**Objective**
The records below are made of lines; count those holding the word "September" and give the number only.

☆ ☆ ☆ ☆ ☆ ☆ ☆

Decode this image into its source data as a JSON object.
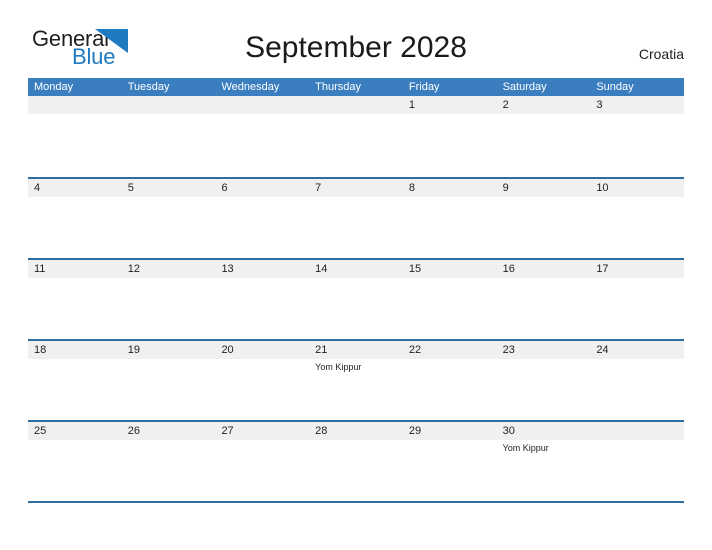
{
  "brand": {
    "name_part1": "General",
    "name_part2": "Blue",
    "flag_icon": "blue-triangle-flag-icon",
    "color_dark": "#231f20",
    "color_blue": "#1f7ac0"
  },
  "header": {
    "title": "September 2028",
    "locale": "Croatia"
  },
  "theme": {
    "header_blue": "#3a7ebf",
    "rule_blue": "#2e6da4",
    "band_gray": "#f0f0f0",
    "text_dark": "#231f20",
    "page_background": "#ffffff"
  },
  "calendar": {
    "month": "September",
    "year": "2028",
    "weekday_headers": [
      "Monday",
      "Tuesday",
      "Wednesday",
      "Thursday",
      "Friday",
      "Saturday",
      "Sunday"
    ],
    "weeks": [
      {
        "days": [
          {
            "num": "",
            "events": []
          },
          {
            "num": "",
            "events": []
          },
          {
            "num": "",
            "events": []
          },
          {
            "num": "",
            "events": []
          },
          {
            "num": "1",
            "events": []
          },
          {
            "num": "2",
            "events": []
          },
          {
            "num": "3",
            "events": []
          }
        ]
      },
      {
        "days": [
          {
            "num": "4",
            "events": []
          },
          {
            "num": "5",
            "events": []
          },
          {
            "num": "6",
            "events": []
          },
          {
            "num": "7",
            "events": []
          },
          {
            "num": "8",
            "events": []
          },
          {
            "num": "9",
            "events": []
          },
          {
            "num": "10",
            "events": []
          }
        ]
      },
      {
        "days": [
          {
            "num": "11",
            "events": []
          },
          {
            "num": "12",
            "events": []
          },
          {
            "num": "13",
            "events": []
          },
          {
            "num": "14",
            "events": []
          },
          {
            "num": "15",
            "events": []
          },
          {
            "num": "16",
            "events": []
          },
          {
            "num": "17",
            "events": []
          }
        ]
      },
      {
        "days": [
          {
            "num": "18",
            "events": []
          },
          {
            "num": "19",
            "events": []
          },
          {
            "num": "20",
            "events": []
          },
          {
            "num": "21",
            "events": [
              "Yom Kippur"
            ]
          },
          {
            "num": "22",
            "events": []
          },
          {
            "num": "23",
            "events": []
          },
          {
            "num": "24",
            "events": []
          }
        ]
      },
      {
        "days": [
          {
            "num": "25",
            "events": []
          },
          {
            "num": "26",
            "events": []
          },
          {
            "num": "27",
            "events": []
          },
          {
            "num": "28",
            "events": []
          },
          {
            "num": "29",
            "events": []
          },
          {
            "num": "30",
            "events": [
              "Yom Kippur"
            ]
          },
          {
            "num": "",
            "events": []
          }
        ]
      }
    ]
  }
}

☆ ☆ ☆ ☆ ☆ ☆ ☆

**Exercise output**
2